> [What you should do]:
Check each line of the entries below for the string "नगरप" and state how many lines have it, with no other text.

:: Records shown ::

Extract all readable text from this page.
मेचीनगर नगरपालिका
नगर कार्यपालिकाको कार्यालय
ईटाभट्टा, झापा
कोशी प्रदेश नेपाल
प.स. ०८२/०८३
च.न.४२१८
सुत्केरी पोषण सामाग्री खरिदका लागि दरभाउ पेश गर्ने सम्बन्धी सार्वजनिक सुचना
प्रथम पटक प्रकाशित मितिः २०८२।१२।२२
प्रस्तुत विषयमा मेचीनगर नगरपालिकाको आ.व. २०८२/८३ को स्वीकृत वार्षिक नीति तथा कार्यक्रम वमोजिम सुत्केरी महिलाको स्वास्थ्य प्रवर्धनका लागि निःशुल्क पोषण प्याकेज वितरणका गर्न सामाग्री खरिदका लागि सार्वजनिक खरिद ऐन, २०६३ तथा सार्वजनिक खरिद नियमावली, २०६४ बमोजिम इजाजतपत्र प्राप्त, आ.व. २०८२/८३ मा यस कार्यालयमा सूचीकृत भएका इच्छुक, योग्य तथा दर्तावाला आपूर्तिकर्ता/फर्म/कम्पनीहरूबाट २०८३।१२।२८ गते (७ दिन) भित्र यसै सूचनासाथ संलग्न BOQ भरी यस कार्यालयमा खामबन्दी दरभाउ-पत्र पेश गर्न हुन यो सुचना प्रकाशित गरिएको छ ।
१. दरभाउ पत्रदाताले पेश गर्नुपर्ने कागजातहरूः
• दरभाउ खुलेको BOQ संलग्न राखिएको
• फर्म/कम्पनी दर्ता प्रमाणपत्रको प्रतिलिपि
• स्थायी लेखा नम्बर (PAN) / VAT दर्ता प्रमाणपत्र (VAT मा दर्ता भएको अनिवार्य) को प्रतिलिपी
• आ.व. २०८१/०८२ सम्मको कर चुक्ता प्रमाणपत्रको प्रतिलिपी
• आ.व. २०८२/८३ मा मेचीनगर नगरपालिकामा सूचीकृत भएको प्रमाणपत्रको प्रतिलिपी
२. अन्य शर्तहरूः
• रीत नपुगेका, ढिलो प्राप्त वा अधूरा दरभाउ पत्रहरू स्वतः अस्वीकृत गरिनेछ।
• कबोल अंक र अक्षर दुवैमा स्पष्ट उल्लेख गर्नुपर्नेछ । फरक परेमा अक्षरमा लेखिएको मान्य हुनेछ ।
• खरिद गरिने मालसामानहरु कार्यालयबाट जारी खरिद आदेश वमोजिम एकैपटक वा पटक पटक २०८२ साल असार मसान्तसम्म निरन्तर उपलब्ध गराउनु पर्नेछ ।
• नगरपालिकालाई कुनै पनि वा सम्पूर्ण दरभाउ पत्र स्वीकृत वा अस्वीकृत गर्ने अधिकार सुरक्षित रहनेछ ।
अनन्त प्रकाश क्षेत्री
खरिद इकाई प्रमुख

:::

> [Response to this task]:
4